- Your objective -
How many of the lines below contain the string "Text"? Reply with the number only.

»»

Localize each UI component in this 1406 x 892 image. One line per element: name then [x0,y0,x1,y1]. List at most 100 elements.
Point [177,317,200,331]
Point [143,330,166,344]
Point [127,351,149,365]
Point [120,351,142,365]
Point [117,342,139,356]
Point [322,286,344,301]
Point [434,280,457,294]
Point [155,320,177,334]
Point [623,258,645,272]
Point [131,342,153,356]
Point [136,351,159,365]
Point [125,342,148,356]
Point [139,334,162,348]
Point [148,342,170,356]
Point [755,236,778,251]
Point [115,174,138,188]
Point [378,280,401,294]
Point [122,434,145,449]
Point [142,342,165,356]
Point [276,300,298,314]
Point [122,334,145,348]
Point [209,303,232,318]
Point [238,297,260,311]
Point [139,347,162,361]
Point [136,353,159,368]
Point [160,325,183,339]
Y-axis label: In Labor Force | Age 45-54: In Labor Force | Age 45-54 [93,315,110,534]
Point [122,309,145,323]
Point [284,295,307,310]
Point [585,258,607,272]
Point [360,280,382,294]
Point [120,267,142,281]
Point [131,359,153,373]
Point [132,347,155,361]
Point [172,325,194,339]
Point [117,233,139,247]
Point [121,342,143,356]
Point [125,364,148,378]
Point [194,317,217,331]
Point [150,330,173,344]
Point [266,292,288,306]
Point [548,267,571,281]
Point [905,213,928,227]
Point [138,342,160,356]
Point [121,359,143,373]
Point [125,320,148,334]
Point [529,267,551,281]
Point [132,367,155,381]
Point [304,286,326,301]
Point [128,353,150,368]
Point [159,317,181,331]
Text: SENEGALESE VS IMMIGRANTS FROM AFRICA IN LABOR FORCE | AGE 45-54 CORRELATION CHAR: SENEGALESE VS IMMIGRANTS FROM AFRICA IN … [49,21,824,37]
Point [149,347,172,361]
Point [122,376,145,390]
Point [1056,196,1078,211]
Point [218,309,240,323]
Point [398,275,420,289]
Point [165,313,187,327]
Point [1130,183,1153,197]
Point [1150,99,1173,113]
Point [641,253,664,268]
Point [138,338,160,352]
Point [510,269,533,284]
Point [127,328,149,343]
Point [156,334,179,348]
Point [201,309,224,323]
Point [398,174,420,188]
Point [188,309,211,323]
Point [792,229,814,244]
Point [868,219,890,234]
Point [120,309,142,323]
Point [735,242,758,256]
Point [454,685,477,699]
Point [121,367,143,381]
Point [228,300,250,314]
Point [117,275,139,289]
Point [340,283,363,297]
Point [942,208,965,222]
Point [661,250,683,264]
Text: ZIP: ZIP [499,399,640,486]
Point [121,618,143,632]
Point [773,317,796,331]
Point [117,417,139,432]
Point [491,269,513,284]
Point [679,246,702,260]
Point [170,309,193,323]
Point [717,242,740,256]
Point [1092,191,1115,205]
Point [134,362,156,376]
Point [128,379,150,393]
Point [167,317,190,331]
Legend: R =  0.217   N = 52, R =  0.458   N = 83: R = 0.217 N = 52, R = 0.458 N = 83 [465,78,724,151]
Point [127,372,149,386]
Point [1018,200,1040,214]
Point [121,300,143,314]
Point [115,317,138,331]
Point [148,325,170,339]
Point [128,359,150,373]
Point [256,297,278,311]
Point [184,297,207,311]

««

- Answer for this exercise -
2